* **Work to be completed**: Each entry below should be returned exactly as is, with the pictures removed.
++++++
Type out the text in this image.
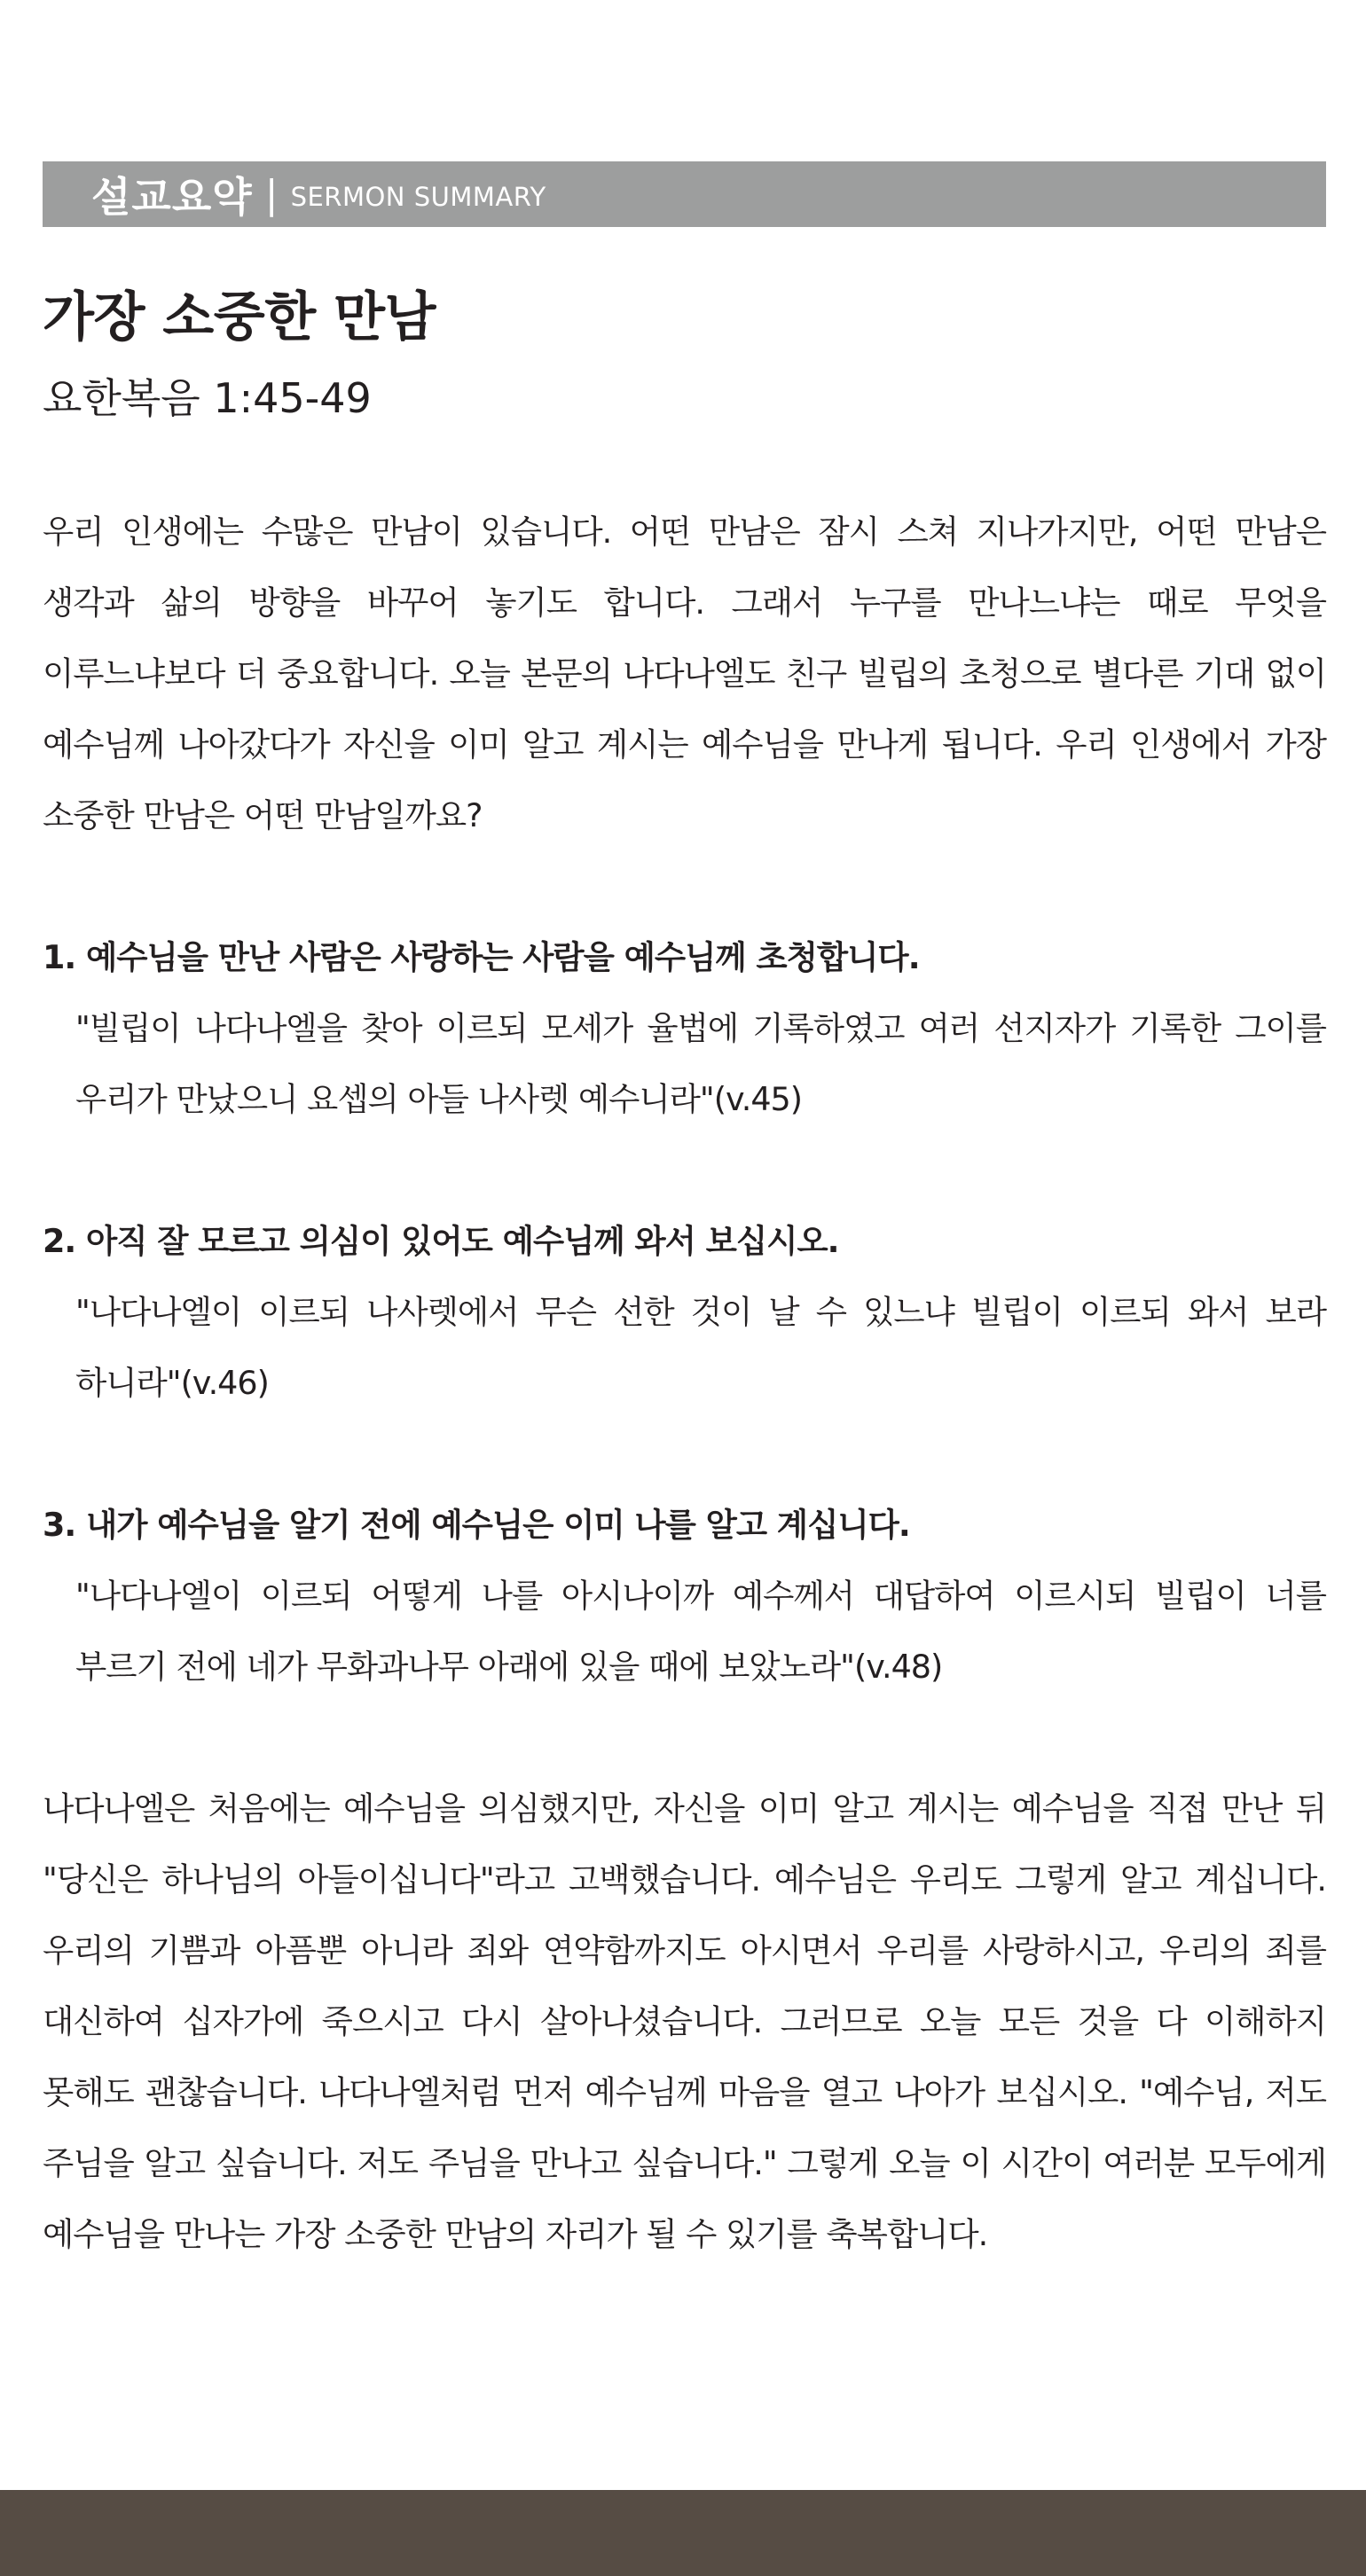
설교요약 | SERMON SUMMARY
가장 소중한 만남
요한복음 1:45-49

우리 인생에는 수많은 만남이 있습니다. 어떤 만남은 잠시 스쳐 지나가지만, 어떤 만남은 생각과 삶의 방향을 바꾸어 놓기도 합니다. 그래서 누구를 만나느냐는 때로 무엇을 이루느냐보다 더 중요합니다. 오늘 본문의 나다나엘도 친구 빌립의 초청으로 별다른 기대 없이 예수님께 나아갔다가 자신을 이미 알고 계시는 예수님을 만나게 됩니다. 우리 인생에서 가장 소중한 만남은 어떤 만남일까요?

1. 예수님을 만난 사람은 사랑하는 사람을 예수님께 초청합니다.

"빌립이 나다나엘을 찾아 이르되 모세가 율법에 기록하였고 여러 선지자가 기록한 그이를 우리가 만났으니 요셉의 아들 나사렛 예수니라"(v.45)

2. 아직 잘 모르고 의심이 있어도 예수님께 와서 보십시오.

"나다나엘이 이르되 나사렛에서 무슨 선한 것이 날 수 있느냐 빌립이 이르되 와서 보라 하니라"(v.46)

3. 내가 예수님을 알기 전에 예수님은 이미 나를 알고 계십니다.

"나다나엘이 이르되 어떻게 나를 아시나이까 예수께서 대답하여 이르시되 빌립이 너를 부르기 전에 네가 무화과나무 아래에 있을 때에 보았노라"(v.48)

나다나엘은 처음에는 예수님을 의심했지만, 자신을 이미 알고 계시는 예수님을 직접 만난 뒤 "당신은 하나님의 아들이십니다"라고 고백했습니다. 예수님은 우리도 그렇게 알고 계십니다. 우리의 기쁨과 아픔뿐 아니라 죄와 연약함까지도 아시면서 우리를 사랑하시고, 우리의 죄를 대신하여 십자가에 죽으시고 다시 살아나셨습니다. 그러므로 오늘 모든 것을 다 이해하지 못해도 괜찮습니다. 나다나엘처럼 먼저 예수님께 마음을 열고 나아가 보십시오. "예수님, 저도 주님을 알고 싶습니다. 저도 주님을 만나고 싶습니다." 그렇게 오늘 이 시간이 여러분 모두에게 예수님을 만나는 가장 소중한 만남의 자리가 될 수 있기를 축복합니다.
++++++
* **The answer**:
Type out the text in this image.
설교요약 | SERMON SUMMARY
가장 소중한 만남
요한복음 1:45-49

우리 인생에는 수많은 만남이 있습니다. 어떤 만남은 잠시 스쳐 지나가지만, 어떤 만남은 생각과 삶의 방향을 바꾸어 놓기도 합니다. 그래서 누구를 만나느냐는 때로 무엇을 이루느냐보다 더 중요합니다. 오늘 본문의 나다나엘도 친구 빌립의 초청으로 별다른 기대 없이 예수님께 나아갔다가 자신을 이미 알고 계시는 예수님을 만나게 됩니다. 우리 인생에서 가장 소중한 만남은 어떤 만남일까요?

1. 예수님을 만난 사람은 사랑하는 사람을 예수님께 초청합니다.

"빌립이 나다나엘을 찾아 이르되 모세가 율법에 기록하였고 여러 선지자가 기록한 그이를 우리가 만났으니 요셉의 아들 나사렛 예수니라"(v.45)

2. 아직 잘 모르고 의심이 있어도 예수님께 와서 보십시오.

"나다나엘이 이르되 나사렛에서 무슨 선한 것이 날 수 있느냐 빌립이 이르되 와서 보라 하니라"(v.46)

3. 내가 예수님을 알기 전에 예수님은 이미 나를 알고 계십니다.

"나다나엘이 이르되 어떻게 나를 아시나이까 예수께서 대답하여 이르시되 빌립이 너를 부르기 전에 네가 무화과나무 아래에 있을 때에 보았노라"(v.48)

나다나엘은 처음에는 예수님을 의심했지만, 자신을 이미 알고 계시는 예수님을 직접 만난 뒤 "당신은 하나님의 아들이십니다"라고 고백했습니다. 예수님은 우리도 그렇게 알고 계십니다. 우리의 기쁨과 아픔뿐 아니라 죄와 연약함까지도 아시면서 우리를 사랑하시고, 우리의 죄를 대신하여 십자가에 죽으시고 다시 살아나셨습니다. 그러므로 오늘 모든 것을 다 이해하지 못해도 괜찮습니다. 나다나엘처럼 먼저 예수님께 마음을 열고 나아가 보십시오. "예수님, 저도 주님을 알고 싶습니다. 저도 주님을 만나고 싶습니다." 그렇게 오늘 이 시간이 여러분 모두에게 예수님을 만나는 가장 소중한 만남의 자리가 될 수 있기를 축복합니다.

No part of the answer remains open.